Abstract

Person Re-identification (Re-ID) is aimed at solving the matching problem of the same pedestrian at a different time and in different places. Due to the cross-device condition, the appearance of different pedestrians may have a high degree of similarity; at this time, using the global features of pedestrians to match often cannot achieve good results. In order to solve these problems, we designed a Spatial Attention Network Guided by Attribute Label (SAN-GAL), which is a dual-trace network containing both attribute classification and Re-ID. Different from the previous approach of simply adding a branch of attribute binary classification network, our SAN-GAL is mainly divided into two connecting steps. First, with attribute labels as guidance, we generate Attribute Attention Heat map (AAH) through Grad-CAM algorithm to accurately locate fine-grained attribute areas of pedestrians. Then, the Attribute Spatial Attention Module (ASAM) is constructed according to the AHH which is taken as the prior knowledge and introduced into the Re-ID network to assist in the discrimination of the Re-ID task. In particular, our SAN-GAL network can integrate the local attribute information and global ID information of pedestrians without introducing additional attribute region annotation, which has good flexibility and adaptability. The test results on Market1501 and DukeMTMC-reID show that our SAN-GAL can achieve good results and can achieve 85.8% Rank-1 accuracy on DukeMTMC-reID dataset, which is obviously competitive compared with most Re-ID algorithms.

1. Introduction

The biggest feature of smart city is to make full use of the new generation information technology of all walks of life in the city, so as to improve the efficiency of urban management and the quality of citizens’ life. As the representative of the new generation of information technology, Internet of Things technology [13] and artificial intelligence technology have been more and more widely used.

As a hot field in artificial intelligence (more specifically, in the field of computer vision.), person Re-ID makes up for the deficiency of face recognition technology in cross-camera surveillance images and has a wide application prospect in intelligent video surveillance fields such as airports and supermarkets. However, due to the differences between different cameras and the characteristics of both rigid and flexible pedestrians, its appearance is easily affected by clothing, scale, occlusion, posture, and perspective, which makes person Re-ID become a hot topic with both research value and challenges in the field of computer vision.

In order to solve the above problems, scholars at home and abroad have made many explorations over these years. The traditional Re-ID algorithm relies on some manual features such as color and texture and measures the correlation by calculating the feature distance [46]. Due to the complexity of calculation and poor representational ability, these algorithms based on manual features are gradually phased out. With the development of convolutional neural network (CNN), since 2014, scholars began to use deep learning models to solve the problem of person Re-ID [7, 8].

Do this:
Set down, word for word, the passage of the person re-identification text between "1. Introduction" and "more widely used.", inclusive.

Element region listings:
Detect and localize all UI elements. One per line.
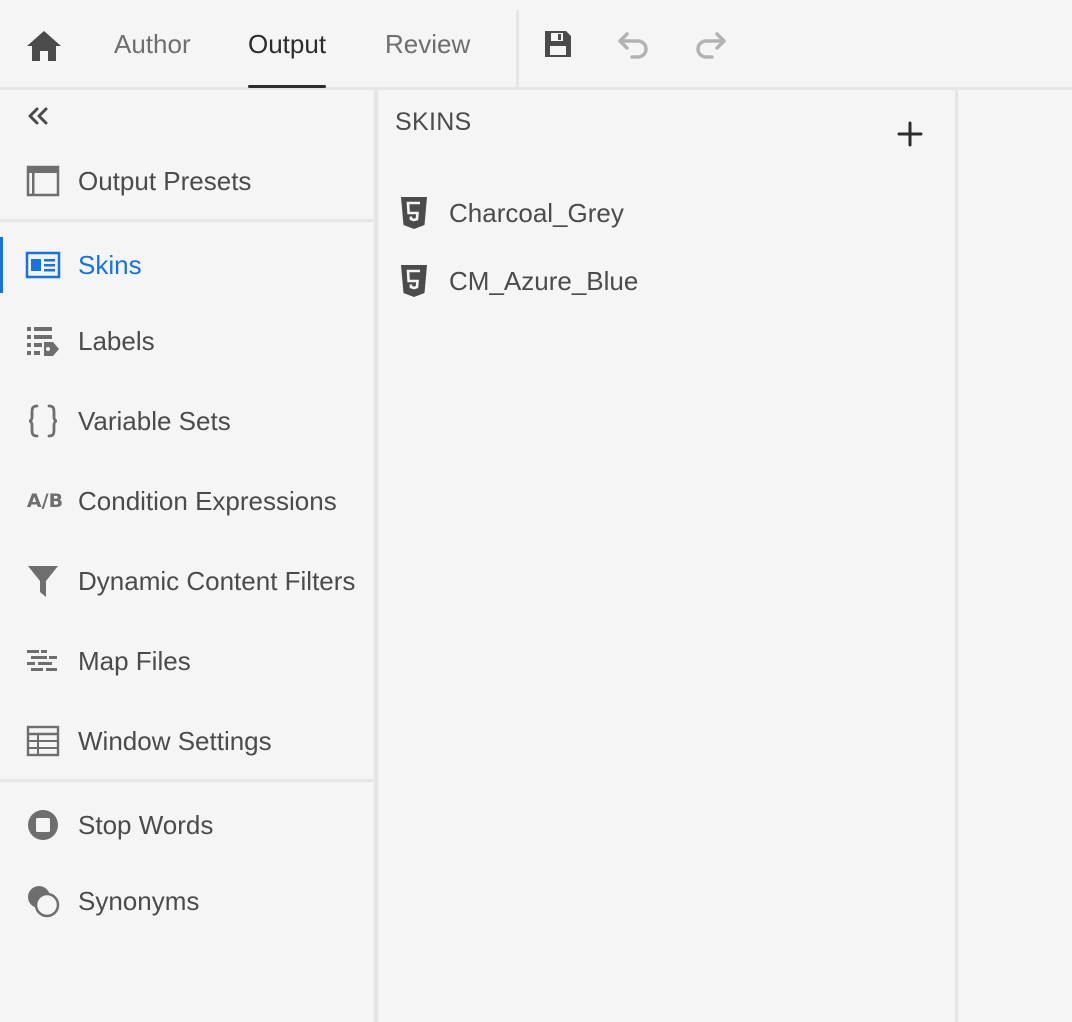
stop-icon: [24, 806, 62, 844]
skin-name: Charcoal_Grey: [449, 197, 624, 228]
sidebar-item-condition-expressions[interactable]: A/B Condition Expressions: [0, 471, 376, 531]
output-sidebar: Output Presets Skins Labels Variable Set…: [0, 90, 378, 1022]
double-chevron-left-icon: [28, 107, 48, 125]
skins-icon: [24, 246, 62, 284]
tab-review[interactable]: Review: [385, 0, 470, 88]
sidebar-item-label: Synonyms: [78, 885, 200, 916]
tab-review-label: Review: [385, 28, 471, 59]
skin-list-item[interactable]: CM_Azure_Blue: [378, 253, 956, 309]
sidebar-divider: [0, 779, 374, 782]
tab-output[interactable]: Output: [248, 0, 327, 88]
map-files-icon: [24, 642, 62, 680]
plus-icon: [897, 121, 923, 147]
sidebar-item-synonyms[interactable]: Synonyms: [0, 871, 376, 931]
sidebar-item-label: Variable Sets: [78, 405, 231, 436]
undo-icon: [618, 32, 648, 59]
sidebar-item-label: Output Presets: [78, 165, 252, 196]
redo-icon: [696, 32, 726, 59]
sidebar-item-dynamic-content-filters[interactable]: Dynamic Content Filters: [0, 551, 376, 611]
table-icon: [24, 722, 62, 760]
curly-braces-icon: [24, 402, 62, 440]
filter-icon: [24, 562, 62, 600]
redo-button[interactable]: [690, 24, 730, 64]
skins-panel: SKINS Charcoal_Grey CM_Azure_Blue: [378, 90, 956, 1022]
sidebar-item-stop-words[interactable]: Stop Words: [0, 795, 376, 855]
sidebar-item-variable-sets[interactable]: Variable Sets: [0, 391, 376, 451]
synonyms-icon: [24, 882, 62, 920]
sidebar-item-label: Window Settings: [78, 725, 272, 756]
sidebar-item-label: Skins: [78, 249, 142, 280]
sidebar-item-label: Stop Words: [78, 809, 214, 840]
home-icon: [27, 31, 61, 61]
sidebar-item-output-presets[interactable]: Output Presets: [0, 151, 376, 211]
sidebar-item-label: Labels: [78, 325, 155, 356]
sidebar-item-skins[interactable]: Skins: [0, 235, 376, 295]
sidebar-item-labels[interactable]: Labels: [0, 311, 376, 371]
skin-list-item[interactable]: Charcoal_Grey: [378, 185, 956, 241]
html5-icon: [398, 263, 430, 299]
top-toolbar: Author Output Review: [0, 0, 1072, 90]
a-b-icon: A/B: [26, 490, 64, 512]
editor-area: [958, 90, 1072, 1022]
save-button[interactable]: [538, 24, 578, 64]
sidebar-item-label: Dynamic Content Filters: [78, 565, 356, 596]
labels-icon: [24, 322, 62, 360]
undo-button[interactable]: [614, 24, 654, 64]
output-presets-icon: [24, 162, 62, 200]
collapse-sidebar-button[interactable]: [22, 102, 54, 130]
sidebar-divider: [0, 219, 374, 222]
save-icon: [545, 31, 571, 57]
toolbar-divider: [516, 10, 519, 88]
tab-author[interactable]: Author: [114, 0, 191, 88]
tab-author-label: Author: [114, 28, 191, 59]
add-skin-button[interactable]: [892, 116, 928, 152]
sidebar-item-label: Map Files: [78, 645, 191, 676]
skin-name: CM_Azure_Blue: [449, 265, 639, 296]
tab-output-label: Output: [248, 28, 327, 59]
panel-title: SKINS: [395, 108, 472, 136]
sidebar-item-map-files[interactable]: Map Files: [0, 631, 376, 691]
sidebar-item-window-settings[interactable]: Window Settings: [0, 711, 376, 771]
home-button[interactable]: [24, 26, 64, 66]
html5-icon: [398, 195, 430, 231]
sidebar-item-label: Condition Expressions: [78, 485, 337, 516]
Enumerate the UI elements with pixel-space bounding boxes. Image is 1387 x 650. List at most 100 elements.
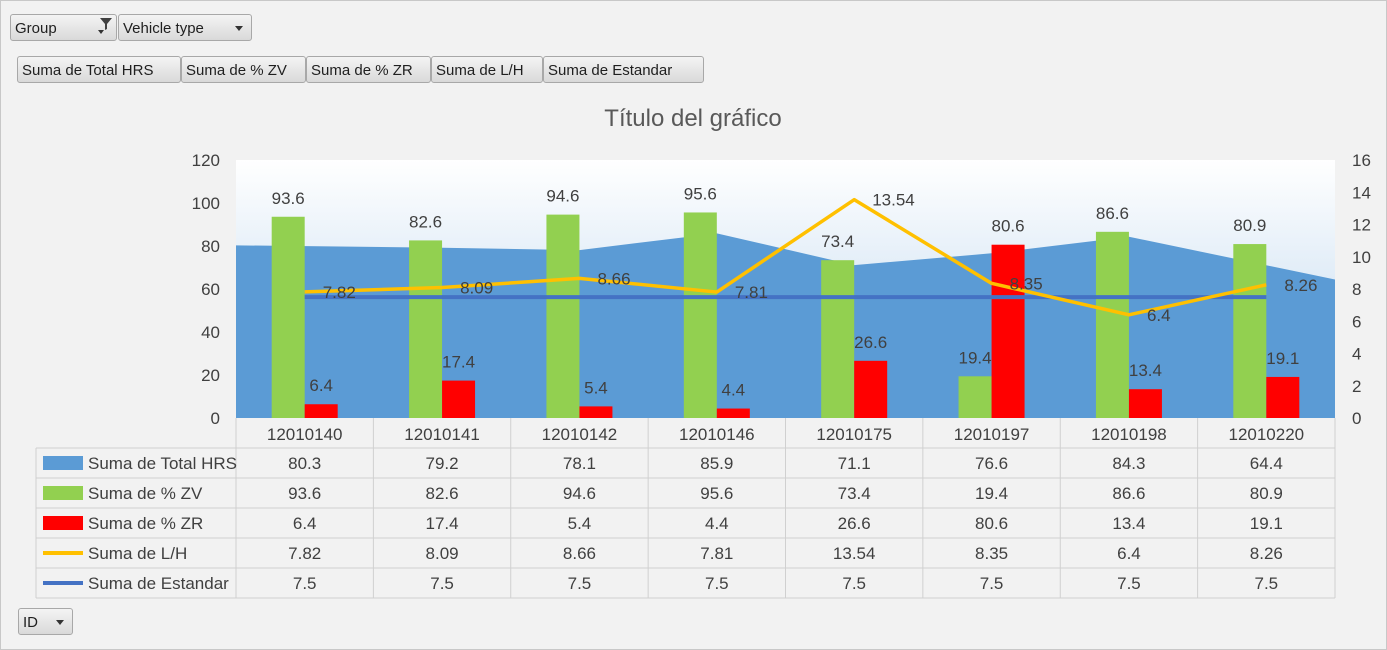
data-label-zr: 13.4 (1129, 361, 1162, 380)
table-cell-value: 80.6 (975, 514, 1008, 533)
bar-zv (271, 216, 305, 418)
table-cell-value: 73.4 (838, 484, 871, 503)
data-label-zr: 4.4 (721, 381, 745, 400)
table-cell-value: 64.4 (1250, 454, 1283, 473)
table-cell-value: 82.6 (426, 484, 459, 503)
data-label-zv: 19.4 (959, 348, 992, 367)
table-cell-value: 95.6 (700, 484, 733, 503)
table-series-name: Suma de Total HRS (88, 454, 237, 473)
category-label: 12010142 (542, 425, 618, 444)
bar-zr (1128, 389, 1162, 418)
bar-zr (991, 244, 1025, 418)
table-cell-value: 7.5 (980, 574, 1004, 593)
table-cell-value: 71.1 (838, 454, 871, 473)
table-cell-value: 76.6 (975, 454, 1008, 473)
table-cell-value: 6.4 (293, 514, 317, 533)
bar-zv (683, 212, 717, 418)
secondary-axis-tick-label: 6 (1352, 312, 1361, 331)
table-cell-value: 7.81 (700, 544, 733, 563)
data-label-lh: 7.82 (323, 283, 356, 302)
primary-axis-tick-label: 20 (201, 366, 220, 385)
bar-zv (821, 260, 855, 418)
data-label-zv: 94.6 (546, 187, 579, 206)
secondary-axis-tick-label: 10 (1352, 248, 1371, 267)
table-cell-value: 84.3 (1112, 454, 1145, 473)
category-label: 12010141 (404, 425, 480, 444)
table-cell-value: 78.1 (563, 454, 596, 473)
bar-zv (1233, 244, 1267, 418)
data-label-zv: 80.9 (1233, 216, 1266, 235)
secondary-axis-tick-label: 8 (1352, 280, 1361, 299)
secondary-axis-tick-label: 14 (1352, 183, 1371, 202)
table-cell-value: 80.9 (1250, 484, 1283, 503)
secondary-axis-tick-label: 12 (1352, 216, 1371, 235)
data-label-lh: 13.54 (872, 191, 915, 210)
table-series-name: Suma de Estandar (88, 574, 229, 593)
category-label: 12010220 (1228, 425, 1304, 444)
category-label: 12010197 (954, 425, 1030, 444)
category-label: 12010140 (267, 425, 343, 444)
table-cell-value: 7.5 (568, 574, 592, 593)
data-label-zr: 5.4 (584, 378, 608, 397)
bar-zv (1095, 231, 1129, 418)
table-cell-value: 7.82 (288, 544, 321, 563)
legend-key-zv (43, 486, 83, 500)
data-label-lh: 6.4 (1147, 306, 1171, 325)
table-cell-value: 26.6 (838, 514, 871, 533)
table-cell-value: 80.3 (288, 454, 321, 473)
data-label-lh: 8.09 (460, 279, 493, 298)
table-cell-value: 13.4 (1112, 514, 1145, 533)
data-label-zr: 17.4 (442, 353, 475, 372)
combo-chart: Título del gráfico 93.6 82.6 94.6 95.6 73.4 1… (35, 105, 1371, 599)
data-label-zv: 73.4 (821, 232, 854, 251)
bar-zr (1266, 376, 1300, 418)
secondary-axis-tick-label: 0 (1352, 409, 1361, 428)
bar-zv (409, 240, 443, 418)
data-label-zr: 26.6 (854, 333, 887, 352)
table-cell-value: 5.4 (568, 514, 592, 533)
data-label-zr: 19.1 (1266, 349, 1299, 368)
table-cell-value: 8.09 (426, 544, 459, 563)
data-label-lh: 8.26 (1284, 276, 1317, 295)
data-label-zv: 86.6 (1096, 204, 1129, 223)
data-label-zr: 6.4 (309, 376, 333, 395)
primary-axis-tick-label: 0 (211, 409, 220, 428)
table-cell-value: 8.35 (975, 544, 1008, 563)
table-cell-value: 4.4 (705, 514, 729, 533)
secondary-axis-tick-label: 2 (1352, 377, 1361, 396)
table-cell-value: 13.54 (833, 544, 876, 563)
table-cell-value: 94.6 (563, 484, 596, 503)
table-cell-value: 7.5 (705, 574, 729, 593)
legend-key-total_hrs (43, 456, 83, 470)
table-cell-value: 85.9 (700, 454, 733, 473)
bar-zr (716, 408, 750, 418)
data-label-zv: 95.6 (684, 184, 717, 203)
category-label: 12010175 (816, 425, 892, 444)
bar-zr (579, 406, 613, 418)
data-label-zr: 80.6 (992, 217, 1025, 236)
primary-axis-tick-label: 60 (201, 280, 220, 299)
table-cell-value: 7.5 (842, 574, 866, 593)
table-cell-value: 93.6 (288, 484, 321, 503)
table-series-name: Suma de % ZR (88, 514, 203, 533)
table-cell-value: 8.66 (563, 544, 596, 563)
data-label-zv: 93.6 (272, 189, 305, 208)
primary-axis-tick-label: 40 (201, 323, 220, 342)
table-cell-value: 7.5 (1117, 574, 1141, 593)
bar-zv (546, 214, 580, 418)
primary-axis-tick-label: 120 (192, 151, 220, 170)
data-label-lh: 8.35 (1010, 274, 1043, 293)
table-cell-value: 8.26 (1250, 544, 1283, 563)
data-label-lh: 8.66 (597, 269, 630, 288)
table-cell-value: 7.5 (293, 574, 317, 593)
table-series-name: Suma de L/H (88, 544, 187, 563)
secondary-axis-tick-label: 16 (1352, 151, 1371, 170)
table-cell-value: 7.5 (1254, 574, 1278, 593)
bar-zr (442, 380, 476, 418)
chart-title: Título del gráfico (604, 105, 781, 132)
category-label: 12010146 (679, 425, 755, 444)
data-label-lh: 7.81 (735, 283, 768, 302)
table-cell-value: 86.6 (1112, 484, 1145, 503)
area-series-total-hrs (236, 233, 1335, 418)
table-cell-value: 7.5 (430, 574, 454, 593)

Answer:
1. Introduction

The biggest feature of smart city is to make full use of the new generation information technology of all walks of life in the city, so as to improve the efficiency of urban management and the quality of citizens’ life. As the representative of the new generation of information technology, Internet of Things technology [13] and artificial intelligence technology have been more and more widely used.